═══ Data excerpts ═══

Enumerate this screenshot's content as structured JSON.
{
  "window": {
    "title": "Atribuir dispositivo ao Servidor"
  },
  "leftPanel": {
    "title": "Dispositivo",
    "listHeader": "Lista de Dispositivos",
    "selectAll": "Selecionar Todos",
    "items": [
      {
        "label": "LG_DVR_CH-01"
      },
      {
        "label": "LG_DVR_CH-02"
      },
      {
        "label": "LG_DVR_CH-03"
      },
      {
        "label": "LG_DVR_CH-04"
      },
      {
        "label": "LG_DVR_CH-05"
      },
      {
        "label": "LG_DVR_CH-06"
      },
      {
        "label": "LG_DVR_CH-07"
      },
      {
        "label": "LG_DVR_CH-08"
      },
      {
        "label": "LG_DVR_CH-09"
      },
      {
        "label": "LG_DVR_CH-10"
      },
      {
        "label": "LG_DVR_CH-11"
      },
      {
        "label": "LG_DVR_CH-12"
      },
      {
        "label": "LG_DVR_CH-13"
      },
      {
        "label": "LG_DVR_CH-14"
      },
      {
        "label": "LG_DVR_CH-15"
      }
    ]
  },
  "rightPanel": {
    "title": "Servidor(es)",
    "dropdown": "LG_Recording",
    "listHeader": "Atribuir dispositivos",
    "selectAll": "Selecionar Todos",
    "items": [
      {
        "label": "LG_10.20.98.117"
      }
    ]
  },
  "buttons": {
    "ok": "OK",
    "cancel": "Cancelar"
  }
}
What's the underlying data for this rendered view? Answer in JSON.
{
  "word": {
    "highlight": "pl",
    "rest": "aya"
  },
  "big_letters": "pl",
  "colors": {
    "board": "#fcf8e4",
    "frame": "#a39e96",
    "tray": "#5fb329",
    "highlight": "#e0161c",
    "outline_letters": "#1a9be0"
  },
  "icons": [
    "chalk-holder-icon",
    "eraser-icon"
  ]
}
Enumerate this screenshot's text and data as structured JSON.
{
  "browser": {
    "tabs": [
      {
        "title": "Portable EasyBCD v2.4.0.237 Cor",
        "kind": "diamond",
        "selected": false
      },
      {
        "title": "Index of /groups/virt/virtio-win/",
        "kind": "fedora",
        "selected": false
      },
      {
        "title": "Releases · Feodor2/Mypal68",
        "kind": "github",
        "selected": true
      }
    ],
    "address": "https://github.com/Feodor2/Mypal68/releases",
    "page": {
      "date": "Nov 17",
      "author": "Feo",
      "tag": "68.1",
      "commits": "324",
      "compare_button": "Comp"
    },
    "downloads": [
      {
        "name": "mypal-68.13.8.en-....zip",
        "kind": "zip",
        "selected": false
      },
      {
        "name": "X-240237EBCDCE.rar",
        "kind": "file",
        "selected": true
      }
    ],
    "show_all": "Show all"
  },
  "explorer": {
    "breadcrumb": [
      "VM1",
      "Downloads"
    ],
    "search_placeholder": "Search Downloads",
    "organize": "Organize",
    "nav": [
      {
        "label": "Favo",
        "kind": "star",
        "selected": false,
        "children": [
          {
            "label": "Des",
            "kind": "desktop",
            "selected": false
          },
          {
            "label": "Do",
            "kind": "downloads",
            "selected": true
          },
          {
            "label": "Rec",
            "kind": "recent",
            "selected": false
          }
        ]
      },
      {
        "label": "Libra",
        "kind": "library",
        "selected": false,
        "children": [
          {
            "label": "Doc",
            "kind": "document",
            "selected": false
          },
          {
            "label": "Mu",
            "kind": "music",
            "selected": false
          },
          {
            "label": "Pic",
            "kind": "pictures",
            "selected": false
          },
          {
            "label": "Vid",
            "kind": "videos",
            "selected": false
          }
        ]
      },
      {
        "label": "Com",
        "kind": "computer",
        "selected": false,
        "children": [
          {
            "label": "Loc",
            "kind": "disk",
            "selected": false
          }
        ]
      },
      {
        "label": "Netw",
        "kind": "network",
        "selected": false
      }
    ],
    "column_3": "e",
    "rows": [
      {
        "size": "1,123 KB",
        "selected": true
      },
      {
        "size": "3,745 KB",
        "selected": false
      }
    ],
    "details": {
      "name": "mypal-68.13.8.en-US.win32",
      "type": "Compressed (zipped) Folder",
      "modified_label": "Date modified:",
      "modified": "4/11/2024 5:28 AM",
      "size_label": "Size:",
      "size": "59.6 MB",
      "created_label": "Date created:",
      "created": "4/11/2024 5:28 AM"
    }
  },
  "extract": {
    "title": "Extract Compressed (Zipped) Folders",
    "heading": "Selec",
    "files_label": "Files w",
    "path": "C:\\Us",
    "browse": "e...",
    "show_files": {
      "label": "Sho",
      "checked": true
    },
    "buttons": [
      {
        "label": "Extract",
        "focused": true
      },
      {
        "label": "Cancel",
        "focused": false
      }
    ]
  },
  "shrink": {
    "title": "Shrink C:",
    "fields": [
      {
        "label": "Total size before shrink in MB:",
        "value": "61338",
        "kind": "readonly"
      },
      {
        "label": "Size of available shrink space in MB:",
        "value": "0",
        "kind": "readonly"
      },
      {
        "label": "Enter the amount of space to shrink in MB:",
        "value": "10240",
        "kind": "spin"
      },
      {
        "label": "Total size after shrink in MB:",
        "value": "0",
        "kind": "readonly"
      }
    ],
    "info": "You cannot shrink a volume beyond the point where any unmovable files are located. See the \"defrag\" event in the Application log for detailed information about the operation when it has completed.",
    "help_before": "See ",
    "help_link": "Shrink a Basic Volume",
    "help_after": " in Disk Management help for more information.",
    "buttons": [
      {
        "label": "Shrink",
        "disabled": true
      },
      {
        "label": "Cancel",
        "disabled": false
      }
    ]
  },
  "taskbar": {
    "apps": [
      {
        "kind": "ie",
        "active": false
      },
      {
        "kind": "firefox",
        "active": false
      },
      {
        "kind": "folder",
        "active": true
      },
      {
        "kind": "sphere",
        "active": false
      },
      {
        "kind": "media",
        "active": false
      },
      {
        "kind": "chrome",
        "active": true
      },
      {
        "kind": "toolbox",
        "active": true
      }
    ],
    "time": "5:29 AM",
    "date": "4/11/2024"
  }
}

═══

Task prompt
Write the entire listing out again, word for word.

Response to the task
Enumerate this screenshot's content as structured JSON.
{
  "window": {
    "title": "Atribuir dispositivo ao Servidor"
  },
  "leftPanel": {
    "title": "Dispositivo",
    "listHeader": "Lista de Dispositivos",
    "selectAll": "Selecionar Todos",
    "items": [
      {
        "label": "LG_DVR_CH-01"
      },
      {
        "label": "LG_DVR_CH-02"
      },
      {
        "label": "LG_DVR_CH-03"
      },
      {
        "label": "LG_DVR_CH-04"
      },
      {
        "label": "LG_DVR_CH-05"
      },
      {
        "label": "LG_DVR_CH-06"
      },
      {
        "label": "LG_DVR_CH-07"
      },
      {
        "label": "LG_DVR_CH-08"
      },
      {
        "label": "LG_DVR_CH-09"
      },
      {
        "label": "LG_DVR_CH-10"
      },
      {
        "label": "LG_DVR_CH-11"
      },
      {
        "label": "LG_DVR_CH-12"
      },
      {
        "label": "LG_DVR_CH-13"
      },
      {
        "label": "LG_DVR_CH-14"
      },
      {
        "label": "LG_DVR_CH-15"
      }
    ]
  },
  "rightPanel": {
    "title": "Servidor(es)",
    "dropdown": "LG_Recording",
    "listHeader": "Atribuir dispositivos",
    "selectAll": "Selecionar Todos",
    "items": [
      {
        "label": "LG_10.20.98.117"
      }
    ]
  },
  "buttons": {
    "ok": "OK",
    "cancel": "Cancelar"
  }
}
What's the underlying data for this rendered view? Answer in JSON.
{
  "word": {
    "highlight": "pl",
    "rest": "aya"
  },
  "big_letters": "pl",
  "colors": {
    "board": "#fcf8e4",
    "frame": "#a39e96",
    "tray": "#5fb329",
    "highlight": "#e0161c",
    "outline_letters": "#1a9be0"
  },
  "icons": [
    "chalk-holder-icon",
    "eraser-icon"
  ]
}
Enumerate this screenshot's text and data as structured JSON.
{
  "browser": {
    "tabs": [
      {
        "title": "Portable EasyBCD v2.4.0.237 Cor",
        "kind": "diamond",
        "selected": false
      },
      {
        "title": "Index of /groups/virt/virtio-win/",
        "kind": "fedora",
        "selected": false
      },
      {
        "title": "Releases · Feodor2/Mypal68",
        "kind": "github",
        "selected": true
      }
    ],
    "address": "https://github.com/Feodor2/Mypal68/releases",
    "page": {
      "date": "Nov 17",
      "author": "Feo",
      "tag": "68.1",
      "commits": "324",
      "compare_button": "Comp"
    },
    "downloads": [
      {
        "name": "mypal-68.13.8.en-....zip",
        "kind": "zip",
        "selected": false
      },
      {
        "name": "X-240237EBCDCE.rar",
        "kind": "file",
        "selected": true
      }
    ],
    "show_all": "Show all"
  },
  "explorer": {
    "breadcrumb": [
      "VM1",
      "Downloads"
    ],
    "search_placeholder": "Search Downloads",
    "organize": "Organize",
    "nav": [
      {
        "label": "Favo",
        "kind": "star",
        "selected": false,
        "children": [
          {
            "label": "Des",
            "kind": "desktop",
            "selected": false
          },
          {
            "label": "Do",
            "kind": "downloads",
            "selected": true
          },
          {
            "label": "Rec",
            "kind": "recent",
            "selected": false
          }
        ]
      },
      {
        "label": "Libra",
        "kind": "library",
        "selected": false,
        "children": [
          {
            "label": "Doc",
            "kind": "document",
            "selected": false
          },
          {
            "label": "Mu",
            "kind": "music",
            "selected": false
          },
          {
            "label": "Pic",
            "kind": "pictures",
            "selected": false
          },
          {
            "label": "Vid",
            "kind": "videos",
            "selected": false
          }
        ]
      },
      {
        "label": "Com",
        "kind": "computer",
        "selected": false,
        "children": [
          {
            "label": "Loc",
            "kind": "disk",
            "selected": false
          }
        ]
      },
      {
        "label": "Netw",
        "kind": "network",
        "selected": false
      }
    ],
    "column_3": "e",
    "rows": [
      {
        "size": "1,123 KB",
        "selected": true
      },
      {
        "size": "3,745 KB",
        "selected": false
      }
    ],
    "details": {
      "name": "mypal-68.13.8.en-US.win32",
      "type": "Compressed (zipped) Folder",
      "modified_label": "Date modified:",
      "modified": "4/11/2024 5:28 AM",
      "size_label": "Size:",
      "size": "59.6 MB",
      "created_label": "Date created:",
      "created": "4/11/2024 5:28 AM"
    }
  },
  "extract": {
    "title": "Extract Compressed (Zipped) Folders",
    "heading": "Selec",
    "files_label": "Files w",
    "path": "C:\\Us",
    "browse": "e...",
    "show_files": {
      "label": "Sho",
      "checked": true
    },
    "buttons": [
      {
        "label": "Extract",
        "focused": true
      },
      {
        "label": "Cancel",
        "focused": false
      }
    ]
  },
  "shrink": {
    "title": "Shrink C:",
    "fields": [
      {
        "label": "Total size before shrink in MB:",
        "value": "61338",
        "kind": "readonly"
      },
      {
        "label": "Size of available shrink space in MB:",
        "value": "0",
        "kind": "readonly"
      },
      {
        "label": "Enter the amount of space to shrink in MB:",
        "value": "10240",
        "kind": "spin"
      },
      {
        "label": "Total size after shrink in MB:",
        "value": "0",
        "kind": "readonly"
      }
    ],
    "info": "You cannot shrink a volume beyond the point where any unmovable files are located. See the \"defrag\" event in the Application log for detailed information about the operation when it has completed.",
    "help_before": "See ",
    "help_link": "Shrink a Basic Volume",
    "help_after": " in Disk Management help for more information.",
    "buttons": [
      {
        "label": "Shrink",
        "disabled": true
      },
      {
        "label": "Cancel",
        "disabled": false
      }
    ]
  },
  "taskbar": {
    "apps": [
      {
        "kind": "ie",
        "active": false
      },
      {
        "kind": "firefox",
        "active": false
      },
      {
        "kind": "folder",
        "active": true
      },
      {
        "kind": "sphere",
        "active": false
      },
      {
        "kind": "media",
        "active": false
      },
      {
        "kind": "chrome",
        "active": true
      },
      {
        "kind": "toolbox",
        "active": true
      }
    ],
    "time": "5:29 AM",
    "date": "4/11/2024"
  }
}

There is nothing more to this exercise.